» Work to do
Where a line holds the word "name", copy that line.

» Material for the task
[Begin]
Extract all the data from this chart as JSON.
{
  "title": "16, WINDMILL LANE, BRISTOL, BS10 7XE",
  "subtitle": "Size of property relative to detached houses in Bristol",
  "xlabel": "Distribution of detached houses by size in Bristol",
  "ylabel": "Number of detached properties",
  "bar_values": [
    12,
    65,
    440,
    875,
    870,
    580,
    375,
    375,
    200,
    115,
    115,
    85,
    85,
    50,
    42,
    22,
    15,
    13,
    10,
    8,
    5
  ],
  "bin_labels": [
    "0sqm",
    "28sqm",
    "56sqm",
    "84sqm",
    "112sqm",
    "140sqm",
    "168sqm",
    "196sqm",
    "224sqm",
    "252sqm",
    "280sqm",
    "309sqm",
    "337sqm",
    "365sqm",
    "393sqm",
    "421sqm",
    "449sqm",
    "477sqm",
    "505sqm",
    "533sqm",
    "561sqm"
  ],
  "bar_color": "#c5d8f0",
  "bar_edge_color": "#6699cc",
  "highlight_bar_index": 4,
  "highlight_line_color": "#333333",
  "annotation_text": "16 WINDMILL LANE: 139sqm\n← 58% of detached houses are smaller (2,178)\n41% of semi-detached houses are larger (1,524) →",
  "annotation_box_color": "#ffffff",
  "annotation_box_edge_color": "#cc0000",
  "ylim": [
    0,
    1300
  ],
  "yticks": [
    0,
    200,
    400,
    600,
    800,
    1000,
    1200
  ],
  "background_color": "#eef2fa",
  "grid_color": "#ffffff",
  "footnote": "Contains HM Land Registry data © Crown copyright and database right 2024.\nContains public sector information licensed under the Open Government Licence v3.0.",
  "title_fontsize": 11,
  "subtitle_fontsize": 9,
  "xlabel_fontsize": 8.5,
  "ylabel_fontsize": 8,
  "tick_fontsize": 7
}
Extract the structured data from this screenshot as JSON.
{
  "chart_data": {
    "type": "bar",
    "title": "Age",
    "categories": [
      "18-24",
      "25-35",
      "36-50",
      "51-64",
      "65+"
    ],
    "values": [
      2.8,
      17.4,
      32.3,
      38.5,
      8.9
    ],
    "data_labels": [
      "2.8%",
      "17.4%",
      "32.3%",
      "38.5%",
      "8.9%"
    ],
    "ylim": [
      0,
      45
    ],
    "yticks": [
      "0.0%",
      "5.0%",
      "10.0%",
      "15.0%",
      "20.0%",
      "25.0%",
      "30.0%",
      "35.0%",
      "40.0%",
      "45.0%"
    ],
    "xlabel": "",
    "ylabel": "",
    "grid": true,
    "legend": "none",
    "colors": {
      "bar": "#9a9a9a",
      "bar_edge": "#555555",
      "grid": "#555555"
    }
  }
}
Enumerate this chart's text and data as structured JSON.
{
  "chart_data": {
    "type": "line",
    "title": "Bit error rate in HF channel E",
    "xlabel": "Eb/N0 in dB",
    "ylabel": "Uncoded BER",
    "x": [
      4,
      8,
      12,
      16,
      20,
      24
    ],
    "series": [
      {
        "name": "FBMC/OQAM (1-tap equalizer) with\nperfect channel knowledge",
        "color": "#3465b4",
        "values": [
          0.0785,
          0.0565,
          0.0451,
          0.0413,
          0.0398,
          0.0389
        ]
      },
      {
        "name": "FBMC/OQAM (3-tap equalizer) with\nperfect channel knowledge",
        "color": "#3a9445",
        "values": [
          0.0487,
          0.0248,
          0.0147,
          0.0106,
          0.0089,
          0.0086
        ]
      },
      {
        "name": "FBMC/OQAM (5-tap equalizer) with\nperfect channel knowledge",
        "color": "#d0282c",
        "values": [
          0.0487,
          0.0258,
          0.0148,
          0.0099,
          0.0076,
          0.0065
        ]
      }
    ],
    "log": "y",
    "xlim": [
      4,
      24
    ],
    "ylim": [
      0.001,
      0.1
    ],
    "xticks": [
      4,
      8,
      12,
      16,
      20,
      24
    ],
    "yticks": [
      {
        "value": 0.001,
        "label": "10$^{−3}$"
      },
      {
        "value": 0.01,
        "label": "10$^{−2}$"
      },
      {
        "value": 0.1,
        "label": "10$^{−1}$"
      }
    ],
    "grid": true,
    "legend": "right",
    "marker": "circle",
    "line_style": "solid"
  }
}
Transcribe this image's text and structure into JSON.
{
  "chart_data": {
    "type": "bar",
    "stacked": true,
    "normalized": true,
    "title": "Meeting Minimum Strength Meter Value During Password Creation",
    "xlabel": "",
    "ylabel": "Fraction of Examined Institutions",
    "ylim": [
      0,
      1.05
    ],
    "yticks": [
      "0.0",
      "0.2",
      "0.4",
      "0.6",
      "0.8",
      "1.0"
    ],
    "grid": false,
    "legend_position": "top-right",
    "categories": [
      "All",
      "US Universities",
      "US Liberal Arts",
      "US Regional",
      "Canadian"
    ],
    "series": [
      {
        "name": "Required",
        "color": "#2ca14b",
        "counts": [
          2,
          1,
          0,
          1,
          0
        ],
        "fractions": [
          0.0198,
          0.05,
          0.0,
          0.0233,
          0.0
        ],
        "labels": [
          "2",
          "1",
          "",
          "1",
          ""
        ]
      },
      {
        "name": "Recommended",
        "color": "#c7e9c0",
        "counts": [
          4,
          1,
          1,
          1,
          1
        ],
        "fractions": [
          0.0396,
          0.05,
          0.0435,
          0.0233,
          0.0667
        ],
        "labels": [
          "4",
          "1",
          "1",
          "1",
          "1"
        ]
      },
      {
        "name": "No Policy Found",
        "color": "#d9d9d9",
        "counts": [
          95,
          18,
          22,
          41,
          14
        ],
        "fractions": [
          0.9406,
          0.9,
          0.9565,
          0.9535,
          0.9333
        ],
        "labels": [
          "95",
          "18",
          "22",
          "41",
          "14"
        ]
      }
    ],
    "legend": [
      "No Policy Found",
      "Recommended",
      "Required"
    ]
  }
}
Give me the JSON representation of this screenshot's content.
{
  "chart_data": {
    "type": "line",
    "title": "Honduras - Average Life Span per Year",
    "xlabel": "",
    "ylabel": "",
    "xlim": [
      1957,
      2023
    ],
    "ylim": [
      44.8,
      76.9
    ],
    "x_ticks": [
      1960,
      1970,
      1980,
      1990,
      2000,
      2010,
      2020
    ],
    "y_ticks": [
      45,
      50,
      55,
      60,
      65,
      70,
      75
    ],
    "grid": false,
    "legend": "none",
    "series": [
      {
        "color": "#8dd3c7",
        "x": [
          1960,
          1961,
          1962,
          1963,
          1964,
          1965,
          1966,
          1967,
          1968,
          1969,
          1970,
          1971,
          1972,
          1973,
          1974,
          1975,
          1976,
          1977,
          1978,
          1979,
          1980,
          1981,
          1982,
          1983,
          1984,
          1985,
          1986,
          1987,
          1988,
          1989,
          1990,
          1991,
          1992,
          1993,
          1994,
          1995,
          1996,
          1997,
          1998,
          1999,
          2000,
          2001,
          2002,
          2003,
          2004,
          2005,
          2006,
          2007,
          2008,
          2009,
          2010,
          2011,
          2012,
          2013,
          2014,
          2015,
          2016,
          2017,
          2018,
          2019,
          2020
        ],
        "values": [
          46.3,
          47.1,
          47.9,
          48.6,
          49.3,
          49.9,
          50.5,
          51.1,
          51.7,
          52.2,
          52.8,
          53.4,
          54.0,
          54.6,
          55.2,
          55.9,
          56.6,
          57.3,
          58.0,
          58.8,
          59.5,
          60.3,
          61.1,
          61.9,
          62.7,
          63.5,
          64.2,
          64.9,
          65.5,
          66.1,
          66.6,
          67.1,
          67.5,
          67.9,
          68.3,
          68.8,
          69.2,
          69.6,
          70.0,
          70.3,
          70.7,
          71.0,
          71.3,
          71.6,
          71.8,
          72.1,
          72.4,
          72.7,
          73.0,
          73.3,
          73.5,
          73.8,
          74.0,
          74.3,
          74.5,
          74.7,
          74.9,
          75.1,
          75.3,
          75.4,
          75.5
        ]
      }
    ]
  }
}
[End]
» Written reply
        "name": "FBMC/OQAM (1-tap equalizer) with\nperfect channel knowledge",
        "name": "FBMC/OQAM (3-tap equalizer) with\nperfect channel knowledge",
        "name": "FBMC/OQAM (5-tap equalizer) with\nperfect channel knowledge",
        "name": "Required",
        "name": "Recommended",
        "name": "No Policy Found",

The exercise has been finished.